[begin Material to process]

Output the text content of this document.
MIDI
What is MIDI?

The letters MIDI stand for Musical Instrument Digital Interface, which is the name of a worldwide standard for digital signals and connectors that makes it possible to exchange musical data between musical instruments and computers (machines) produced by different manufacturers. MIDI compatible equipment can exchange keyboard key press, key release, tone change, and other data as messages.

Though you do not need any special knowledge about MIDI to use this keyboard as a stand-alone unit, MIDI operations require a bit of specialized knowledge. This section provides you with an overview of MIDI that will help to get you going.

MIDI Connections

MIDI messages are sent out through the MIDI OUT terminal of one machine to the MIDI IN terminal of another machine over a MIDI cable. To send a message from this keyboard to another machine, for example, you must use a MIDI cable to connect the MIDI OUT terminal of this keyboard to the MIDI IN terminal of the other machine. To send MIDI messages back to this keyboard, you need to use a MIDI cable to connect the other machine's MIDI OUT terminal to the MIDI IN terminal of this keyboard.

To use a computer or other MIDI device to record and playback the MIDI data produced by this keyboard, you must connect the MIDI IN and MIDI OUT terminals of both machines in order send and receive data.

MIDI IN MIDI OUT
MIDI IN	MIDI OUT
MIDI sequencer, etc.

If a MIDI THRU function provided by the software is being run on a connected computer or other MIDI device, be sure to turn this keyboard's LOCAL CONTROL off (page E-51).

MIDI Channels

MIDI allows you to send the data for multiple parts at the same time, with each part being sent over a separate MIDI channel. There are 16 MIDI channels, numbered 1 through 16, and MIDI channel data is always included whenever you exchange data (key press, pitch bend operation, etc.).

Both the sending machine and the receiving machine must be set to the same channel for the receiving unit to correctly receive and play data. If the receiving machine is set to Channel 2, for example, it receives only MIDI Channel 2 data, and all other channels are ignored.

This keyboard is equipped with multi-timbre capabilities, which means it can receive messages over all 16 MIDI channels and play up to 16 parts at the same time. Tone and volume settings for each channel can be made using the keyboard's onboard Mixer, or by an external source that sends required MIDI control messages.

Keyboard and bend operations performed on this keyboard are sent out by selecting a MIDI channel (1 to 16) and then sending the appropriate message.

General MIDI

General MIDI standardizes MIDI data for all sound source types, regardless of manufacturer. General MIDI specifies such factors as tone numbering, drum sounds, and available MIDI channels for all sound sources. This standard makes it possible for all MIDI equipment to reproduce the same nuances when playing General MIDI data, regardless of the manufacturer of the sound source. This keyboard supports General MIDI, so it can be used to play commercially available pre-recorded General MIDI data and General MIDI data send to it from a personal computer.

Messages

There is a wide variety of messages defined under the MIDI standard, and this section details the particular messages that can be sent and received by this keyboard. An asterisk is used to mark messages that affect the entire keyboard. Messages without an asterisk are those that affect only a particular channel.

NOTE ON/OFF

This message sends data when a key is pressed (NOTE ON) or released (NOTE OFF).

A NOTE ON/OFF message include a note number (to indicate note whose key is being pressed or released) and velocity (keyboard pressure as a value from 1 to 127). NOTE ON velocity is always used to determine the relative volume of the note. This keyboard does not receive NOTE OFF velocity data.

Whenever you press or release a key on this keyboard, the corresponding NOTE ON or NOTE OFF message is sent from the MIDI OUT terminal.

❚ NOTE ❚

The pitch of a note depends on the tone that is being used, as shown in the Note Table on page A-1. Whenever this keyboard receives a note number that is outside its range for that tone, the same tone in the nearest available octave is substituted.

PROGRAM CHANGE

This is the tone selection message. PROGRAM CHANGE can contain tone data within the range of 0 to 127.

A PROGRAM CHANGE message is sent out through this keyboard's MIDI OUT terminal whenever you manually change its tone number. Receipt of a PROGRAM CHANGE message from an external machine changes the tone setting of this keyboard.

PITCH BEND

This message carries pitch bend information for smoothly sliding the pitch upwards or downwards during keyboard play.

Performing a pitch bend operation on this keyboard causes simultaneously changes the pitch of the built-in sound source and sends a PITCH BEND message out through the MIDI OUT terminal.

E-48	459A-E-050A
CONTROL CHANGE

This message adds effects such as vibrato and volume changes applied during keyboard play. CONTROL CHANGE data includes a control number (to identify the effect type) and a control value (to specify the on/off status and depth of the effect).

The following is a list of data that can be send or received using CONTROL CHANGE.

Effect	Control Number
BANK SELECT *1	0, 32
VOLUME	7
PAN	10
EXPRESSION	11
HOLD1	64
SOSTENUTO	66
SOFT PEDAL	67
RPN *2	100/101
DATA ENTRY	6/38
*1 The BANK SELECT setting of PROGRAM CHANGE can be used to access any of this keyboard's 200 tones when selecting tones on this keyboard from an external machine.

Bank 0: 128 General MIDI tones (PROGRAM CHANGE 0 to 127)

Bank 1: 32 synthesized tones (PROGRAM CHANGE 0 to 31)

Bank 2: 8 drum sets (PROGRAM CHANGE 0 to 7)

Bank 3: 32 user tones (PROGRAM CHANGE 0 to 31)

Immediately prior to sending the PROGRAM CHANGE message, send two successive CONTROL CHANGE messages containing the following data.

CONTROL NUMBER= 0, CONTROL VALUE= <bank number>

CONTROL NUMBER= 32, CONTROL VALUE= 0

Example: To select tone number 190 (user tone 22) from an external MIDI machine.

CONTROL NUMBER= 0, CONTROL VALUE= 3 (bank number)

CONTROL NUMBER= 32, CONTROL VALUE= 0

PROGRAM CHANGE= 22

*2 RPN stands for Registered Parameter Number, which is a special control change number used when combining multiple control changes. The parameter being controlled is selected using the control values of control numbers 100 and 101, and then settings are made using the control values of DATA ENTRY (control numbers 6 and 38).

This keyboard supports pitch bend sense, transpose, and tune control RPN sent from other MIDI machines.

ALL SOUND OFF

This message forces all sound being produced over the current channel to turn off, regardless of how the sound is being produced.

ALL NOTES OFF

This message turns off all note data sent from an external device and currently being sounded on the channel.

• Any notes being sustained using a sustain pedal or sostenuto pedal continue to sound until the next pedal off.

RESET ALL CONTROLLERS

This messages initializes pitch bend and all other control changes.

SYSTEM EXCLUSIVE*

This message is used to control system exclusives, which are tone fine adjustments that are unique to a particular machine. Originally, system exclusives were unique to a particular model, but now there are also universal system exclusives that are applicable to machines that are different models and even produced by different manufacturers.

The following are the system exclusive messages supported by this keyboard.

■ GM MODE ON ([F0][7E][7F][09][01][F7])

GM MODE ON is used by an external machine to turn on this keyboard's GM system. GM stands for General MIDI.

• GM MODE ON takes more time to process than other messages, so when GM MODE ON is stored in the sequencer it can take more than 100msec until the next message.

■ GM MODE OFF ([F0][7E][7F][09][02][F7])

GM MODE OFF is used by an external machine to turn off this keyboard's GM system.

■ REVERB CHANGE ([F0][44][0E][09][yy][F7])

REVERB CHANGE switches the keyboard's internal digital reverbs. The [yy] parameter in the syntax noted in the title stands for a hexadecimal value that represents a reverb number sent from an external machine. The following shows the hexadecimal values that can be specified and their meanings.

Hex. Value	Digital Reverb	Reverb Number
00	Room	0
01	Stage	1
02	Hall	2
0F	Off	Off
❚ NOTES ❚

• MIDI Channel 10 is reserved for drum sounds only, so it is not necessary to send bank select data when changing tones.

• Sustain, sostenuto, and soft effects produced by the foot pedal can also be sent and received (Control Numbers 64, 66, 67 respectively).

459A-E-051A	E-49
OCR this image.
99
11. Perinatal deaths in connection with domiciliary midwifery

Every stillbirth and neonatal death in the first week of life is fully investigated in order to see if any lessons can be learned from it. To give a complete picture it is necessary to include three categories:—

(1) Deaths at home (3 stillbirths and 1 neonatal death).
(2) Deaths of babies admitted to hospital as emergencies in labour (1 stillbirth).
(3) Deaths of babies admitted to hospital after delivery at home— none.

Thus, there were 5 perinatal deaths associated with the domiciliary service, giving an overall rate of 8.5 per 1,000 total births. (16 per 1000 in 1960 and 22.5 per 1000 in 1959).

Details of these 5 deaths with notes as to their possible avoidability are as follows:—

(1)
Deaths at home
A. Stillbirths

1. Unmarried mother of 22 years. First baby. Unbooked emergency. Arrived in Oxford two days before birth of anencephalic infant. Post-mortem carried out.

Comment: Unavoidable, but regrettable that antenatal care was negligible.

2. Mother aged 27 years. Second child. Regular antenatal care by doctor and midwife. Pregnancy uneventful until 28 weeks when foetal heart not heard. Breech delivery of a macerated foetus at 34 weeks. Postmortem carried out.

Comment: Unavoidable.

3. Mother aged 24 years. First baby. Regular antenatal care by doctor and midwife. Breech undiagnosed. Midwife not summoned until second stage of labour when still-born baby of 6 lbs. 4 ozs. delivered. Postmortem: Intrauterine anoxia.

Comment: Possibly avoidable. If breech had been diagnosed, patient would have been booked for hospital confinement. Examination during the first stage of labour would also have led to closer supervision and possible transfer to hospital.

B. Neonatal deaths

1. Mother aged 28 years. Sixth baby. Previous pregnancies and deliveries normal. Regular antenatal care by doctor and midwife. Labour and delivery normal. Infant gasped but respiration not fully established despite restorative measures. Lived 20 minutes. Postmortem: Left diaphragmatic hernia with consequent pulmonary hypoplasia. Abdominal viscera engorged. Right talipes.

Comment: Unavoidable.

[end Material to process]

## Exercise directions
Identify each line containing the string "parameter" and copy it out.

## Task output
*2 RPN stands for Registered Parameter Number, which is a special control change number used when combining multiple control changes. The parameter being controlled is selected using the control values of control numbers 100 and 101, and then settings are made using the control values of DATA ENTRY (control numbers 6 and 38).
REVERB CHANGE switches the keyboard's internal digital reverbs. The [yy] parameter in the syntax noted in the title stands for a hexadecimal value that represents a reverb number sent from an external machine. The following shows the hexadecimal values that can be specified and their meanings.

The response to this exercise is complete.